Begin at the line that contains "OCR this image." and repeat every line from there to the end of the records below, inclusive, without adding any other line.

Records for processing

::::::::::

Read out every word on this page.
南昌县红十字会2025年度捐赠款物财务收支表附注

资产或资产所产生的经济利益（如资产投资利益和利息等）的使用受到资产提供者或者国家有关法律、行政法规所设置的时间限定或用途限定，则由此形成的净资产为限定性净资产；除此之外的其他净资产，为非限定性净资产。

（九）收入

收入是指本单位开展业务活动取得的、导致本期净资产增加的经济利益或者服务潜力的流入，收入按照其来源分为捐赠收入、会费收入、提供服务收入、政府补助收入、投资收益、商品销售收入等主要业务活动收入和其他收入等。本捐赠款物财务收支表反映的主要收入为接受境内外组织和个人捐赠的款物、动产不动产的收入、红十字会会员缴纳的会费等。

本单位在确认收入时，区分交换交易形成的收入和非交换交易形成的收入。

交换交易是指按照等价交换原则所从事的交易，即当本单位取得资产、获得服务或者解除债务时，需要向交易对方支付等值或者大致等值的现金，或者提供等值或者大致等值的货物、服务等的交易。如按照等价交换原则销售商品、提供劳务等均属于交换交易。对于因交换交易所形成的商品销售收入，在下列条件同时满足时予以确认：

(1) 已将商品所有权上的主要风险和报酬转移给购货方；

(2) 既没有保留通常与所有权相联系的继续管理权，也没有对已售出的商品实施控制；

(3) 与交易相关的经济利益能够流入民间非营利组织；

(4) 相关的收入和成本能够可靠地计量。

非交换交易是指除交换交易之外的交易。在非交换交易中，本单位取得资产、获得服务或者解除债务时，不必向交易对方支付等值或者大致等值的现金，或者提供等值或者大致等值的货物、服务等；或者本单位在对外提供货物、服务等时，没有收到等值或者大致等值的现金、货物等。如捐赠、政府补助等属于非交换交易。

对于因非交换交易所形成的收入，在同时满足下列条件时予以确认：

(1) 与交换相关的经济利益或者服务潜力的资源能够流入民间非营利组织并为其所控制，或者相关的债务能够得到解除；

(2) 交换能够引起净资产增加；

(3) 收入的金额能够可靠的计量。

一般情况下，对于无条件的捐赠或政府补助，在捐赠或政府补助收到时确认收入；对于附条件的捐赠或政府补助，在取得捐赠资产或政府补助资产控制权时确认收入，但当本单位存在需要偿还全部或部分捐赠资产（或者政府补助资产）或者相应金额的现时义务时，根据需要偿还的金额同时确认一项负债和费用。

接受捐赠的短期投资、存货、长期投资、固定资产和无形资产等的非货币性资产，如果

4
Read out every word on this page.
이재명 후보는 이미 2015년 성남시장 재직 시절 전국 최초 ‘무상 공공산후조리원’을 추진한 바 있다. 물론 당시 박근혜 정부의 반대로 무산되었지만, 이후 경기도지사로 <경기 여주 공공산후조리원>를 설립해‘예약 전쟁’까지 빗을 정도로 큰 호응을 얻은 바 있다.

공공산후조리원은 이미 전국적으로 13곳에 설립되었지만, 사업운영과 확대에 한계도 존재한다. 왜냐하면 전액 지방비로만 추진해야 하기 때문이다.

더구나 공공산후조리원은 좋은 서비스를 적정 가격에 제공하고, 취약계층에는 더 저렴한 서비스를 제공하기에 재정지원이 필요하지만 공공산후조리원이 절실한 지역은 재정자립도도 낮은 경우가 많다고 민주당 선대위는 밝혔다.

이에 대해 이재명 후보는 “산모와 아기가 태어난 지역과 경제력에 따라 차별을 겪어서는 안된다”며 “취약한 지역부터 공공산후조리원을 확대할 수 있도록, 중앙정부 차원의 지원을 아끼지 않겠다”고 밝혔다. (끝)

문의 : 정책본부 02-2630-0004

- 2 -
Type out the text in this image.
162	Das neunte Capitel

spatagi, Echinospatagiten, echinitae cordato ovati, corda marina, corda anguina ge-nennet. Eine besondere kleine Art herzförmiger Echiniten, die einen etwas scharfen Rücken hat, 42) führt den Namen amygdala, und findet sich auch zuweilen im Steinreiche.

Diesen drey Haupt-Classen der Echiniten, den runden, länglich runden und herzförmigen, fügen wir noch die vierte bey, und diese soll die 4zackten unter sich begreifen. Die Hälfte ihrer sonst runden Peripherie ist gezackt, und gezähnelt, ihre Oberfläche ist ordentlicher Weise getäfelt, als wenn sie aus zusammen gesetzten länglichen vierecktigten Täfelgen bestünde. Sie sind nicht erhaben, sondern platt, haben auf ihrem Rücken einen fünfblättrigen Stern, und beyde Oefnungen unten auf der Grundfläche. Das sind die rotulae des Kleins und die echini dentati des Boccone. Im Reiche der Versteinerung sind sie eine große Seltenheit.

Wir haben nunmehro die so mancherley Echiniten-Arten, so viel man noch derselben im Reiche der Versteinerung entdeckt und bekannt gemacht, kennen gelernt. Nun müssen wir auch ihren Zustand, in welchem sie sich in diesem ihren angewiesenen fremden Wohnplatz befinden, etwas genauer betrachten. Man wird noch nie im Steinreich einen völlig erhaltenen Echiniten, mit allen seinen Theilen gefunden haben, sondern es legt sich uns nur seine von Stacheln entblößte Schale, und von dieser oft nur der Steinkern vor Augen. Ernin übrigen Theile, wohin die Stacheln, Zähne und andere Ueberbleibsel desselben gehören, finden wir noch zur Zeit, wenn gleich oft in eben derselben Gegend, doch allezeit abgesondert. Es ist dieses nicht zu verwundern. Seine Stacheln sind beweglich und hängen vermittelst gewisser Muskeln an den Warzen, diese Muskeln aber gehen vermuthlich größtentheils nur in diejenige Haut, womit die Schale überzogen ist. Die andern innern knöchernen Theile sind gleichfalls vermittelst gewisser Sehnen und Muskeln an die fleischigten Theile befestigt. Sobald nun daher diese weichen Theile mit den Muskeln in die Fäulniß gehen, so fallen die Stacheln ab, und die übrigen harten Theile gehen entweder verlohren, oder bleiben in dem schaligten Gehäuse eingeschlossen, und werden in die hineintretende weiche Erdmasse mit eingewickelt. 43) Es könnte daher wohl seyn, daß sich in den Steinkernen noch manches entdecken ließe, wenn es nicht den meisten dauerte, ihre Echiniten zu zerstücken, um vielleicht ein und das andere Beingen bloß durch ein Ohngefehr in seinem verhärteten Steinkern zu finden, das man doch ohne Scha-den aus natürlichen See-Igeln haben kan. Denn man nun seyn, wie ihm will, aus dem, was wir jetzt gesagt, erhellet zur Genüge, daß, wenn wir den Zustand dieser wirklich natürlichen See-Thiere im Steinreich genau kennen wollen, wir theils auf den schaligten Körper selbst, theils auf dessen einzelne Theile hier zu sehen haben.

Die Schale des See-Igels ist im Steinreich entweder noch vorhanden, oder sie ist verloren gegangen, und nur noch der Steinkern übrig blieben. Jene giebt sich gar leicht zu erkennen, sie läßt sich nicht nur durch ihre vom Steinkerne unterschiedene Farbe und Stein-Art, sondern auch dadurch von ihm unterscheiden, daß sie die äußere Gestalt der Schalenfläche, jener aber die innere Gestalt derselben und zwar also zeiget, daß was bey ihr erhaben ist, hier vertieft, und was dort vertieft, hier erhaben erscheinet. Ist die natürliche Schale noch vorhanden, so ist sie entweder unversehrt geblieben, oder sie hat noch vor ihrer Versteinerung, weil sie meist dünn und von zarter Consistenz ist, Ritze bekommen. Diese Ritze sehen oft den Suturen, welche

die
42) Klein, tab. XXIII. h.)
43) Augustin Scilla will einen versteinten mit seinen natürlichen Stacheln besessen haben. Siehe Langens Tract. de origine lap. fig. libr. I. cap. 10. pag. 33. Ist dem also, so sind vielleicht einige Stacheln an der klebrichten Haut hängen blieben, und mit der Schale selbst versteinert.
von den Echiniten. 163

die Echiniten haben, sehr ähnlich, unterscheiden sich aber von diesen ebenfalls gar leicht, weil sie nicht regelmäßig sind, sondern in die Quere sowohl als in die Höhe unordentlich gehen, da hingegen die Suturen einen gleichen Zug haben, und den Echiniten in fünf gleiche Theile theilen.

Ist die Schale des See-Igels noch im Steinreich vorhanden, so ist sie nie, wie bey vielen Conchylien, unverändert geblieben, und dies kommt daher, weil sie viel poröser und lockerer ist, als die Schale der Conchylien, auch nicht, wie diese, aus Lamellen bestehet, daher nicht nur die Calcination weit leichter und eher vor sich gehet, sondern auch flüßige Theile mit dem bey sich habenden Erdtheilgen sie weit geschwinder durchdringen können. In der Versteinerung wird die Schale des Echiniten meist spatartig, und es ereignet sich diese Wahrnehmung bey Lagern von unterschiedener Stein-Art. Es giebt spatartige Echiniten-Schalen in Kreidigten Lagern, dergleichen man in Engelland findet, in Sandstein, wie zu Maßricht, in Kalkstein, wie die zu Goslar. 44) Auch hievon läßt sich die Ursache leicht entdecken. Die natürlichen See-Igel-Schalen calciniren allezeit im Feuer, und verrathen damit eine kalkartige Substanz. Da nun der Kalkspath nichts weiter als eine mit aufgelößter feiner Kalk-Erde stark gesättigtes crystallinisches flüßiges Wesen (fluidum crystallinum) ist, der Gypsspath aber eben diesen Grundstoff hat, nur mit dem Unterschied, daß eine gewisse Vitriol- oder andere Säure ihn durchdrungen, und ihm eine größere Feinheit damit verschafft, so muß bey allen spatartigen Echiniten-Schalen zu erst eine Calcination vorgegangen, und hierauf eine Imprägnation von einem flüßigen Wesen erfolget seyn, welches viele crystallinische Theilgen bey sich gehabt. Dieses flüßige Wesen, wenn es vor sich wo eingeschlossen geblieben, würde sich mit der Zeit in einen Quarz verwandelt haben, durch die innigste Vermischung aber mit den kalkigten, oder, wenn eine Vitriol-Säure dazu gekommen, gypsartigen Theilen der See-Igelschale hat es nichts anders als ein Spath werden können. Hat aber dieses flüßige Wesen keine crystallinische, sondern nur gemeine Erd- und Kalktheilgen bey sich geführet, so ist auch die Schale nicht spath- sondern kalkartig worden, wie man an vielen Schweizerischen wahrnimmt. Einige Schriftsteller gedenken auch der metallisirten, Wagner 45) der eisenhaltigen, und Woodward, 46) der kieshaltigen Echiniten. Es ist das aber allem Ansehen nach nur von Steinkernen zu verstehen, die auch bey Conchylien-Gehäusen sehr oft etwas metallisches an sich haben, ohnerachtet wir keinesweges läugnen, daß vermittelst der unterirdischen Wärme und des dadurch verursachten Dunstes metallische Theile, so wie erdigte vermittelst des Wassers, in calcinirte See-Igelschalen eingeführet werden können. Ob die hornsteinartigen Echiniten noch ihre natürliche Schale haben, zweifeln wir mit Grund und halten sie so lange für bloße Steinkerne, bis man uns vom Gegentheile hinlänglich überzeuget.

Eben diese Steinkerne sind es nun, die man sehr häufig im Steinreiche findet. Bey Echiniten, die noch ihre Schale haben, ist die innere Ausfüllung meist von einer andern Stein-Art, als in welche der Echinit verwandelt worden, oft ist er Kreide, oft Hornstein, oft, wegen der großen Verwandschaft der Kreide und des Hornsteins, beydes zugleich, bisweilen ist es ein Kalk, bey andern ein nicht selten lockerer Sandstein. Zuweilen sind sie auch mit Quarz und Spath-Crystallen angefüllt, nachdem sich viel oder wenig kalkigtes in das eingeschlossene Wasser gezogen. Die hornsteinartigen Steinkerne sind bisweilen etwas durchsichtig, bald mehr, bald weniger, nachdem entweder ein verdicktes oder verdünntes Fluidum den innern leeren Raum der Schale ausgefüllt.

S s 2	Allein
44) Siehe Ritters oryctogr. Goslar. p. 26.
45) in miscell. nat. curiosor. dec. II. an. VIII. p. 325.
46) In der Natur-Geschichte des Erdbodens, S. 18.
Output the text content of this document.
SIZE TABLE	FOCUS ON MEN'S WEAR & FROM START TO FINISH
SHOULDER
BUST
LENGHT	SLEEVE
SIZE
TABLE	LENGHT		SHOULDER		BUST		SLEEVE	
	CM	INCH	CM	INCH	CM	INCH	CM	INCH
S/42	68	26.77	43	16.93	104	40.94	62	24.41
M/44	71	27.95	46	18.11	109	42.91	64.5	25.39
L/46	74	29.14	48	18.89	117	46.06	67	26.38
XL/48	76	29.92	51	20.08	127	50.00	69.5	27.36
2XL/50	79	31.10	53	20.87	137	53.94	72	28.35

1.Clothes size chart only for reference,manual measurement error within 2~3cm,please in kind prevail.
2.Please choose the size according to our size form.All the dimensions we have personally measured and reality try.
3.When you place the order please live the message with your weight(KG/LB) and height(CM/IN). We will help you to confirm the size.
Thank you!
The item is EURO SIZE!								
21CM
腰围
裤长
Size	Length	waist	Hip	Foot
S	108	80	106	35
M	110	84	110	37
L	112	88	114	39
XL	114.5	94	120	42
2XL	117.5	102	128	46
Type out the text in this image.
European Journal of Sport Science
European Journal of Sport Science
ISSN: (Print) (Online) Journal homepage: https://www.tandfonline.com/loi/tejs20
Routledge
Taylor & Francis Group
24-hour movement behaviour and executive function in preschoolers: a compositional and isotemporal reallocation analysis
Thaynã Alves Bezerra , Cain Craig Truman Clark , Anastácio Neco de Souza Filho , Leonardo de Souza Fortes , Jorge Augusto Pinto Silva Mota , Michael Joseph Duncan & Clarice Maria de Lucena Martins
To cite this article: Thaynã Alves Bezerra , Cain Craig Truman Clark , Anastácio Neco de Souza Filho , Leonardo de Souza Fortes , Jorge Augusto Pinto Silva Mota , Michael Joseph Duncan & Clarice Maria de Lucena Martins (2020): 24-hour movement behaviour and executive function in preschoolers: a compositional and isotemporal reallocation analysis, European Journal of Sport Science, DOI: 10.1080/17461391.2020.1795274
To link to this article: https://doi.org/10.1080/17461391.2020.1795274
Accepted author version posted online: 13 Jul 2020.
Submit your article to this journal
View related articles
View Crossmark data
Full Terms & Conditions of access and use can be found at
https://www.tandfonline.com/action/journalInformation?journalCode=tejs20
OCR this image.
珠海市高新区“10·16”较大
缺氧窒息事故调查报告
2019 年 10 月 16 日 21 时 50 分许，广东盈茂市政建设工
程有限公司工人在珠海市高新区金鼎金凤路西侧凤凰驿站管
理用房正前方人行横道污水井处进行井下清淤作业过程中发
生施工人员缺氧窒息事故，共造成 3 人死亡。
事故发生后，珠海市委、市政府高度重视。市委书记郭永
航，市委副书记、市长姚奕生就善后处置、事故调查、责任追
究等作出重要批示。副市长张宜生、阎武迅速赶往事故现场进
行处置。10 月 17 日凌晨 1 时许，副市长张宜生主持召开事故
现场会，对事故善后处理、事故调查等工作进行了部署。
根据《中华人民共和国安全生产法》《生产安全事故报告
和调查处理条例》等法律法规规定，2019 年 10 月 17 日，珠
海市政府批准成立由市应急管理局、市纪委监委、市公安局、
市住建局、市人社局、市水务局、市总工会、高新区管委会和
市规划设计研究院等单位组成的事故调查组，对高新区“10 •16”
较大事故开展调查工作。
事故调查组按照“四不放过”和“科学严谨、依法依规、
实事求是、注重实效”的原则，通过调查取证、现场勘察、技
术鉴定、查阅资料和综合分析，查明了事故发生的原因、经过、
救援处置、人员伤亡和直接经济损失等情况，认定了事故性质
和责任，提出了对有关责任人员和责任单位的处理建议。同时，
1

::::::::::

The response
OCR this image.
珠海市高新区“10·16”较大
缺氧窒息事故调查报告
2019 年 10 月 16 日 21 时 50 分许，广东盈茂市政建设工
程有限公司工人在珠海市高新区金鼎金凤路西侧凤凰驿站管
理用房正前方人行横道污水井处进行井下清淤作业过程中发
生施工人员缺氧窒息事故，共造成 3 人死亡。
事故发生后，珠海市委、市政府高度重视。市委书记郭永
航，市委副书记、市长姚奕生就善后处置、事故调查、责任追
究等作出重要批示。副市长张宜生、阎武迅速赶往事故现场进
行处置。10 月 17 日凌晨 1 时许，副市长张宜生主持召开事故
现场会，对事故善后处理、事故调查等工作进行了部署。
根据《中华人民共和国安全生产法》《生产安全事故报告
和调查处理条例》等法律法规规定，2019 年 10 月 17 日，珠
海市政府批准成立由市应急管理局、市纪委监委、市公安局、
市住建局、市人社局、市水务局、市总工会、高新区管委会和
市规划设计研究院等单位组成的事故调查组，对高新区“10 •16”
较大事故开展调查工作。
事故调查组按照“四不放过”和“科学严谨、依法依规、
实事求是、注重实效”的原则，通过调查取证、现场勘察、技
术鉴定、查阅资料和综合分析，查明了事故发生的原因、经过、
救援处置、人员伤亡和直接经济损失等情况，认定了事故性质
和责任，提出了对有关责任人员和责任单位的处理建议。同时，
1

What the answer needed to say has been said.